Each line from the one that contains "Extract the chart's" to the end of the entries must be copied word for word, and only those lines.
= Beginning of Section =
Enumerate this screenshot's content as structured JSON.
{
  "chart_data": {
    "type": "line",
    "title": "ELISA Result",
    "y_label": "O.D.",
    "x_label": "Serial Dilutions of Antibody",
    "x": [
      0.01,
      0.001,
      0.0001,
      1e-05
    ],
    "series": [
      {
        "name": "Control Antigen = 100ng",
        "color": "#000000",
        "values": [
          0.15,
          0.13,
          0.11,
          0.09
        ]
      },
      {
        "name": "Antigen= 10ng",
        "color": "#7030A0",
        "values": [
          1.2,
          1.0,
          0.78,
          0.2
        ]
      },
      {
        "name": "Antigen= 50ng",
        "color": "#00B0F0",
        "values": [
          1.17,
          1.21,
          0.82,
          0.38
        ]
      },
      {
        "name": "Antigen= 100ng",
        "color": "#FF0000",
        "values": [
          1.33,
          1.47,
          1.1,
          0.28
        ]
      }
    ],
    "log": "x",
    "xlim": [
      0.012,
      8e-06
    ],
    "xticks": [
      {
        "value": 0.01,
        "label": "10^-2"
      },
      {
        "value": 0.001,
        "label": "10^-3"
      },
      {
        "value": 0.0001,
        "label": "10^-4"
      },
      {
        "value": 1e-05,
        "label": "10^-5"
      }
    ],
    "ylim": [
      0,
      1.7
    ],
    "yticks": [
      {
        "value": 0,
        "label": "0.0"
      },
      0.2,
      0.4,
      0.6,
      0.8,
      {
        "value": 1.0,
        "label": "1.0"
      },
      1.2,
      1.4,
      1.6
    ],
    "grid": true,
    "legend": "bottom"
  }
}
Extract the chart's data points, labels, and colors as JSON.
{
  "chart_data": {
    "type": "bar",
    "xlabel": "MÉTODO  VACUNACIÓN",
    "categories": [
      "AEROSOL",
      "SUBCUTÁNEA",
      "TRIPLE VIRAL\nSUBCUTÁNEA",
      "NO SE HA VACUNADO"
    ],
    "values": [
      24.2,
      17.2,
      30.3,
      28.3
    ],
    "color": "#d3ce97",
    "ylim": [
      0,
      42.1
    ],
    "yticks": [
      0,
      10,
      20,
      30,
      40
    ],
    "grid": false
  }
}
= End of Section =
#### WRITTEN RESPONSE:
Extract the chart's data points, labels, and colors as JSON.
{
  "chart_data": {
    "type": "bar",
    "xlabel": "MÉTODO  VACUNACIÓN",
    "categories": [
      "AEROSOL",
      "SUBCUTÁNEA",
      "TRIPLE VIRAL\nSUBCUTÁNEA",
      "NO SE HA VACUNADO"
    ],
    "values": [
      24.2,
      17.2,
      30.3,
      28.3
    ],
    "color": "#d3ce97",
    "ylim": [
      0,
      42.1
    ],
    "yticks": [
      0,
      10,
      20,
      30,
      40
    ],
    "grid": false
  }
}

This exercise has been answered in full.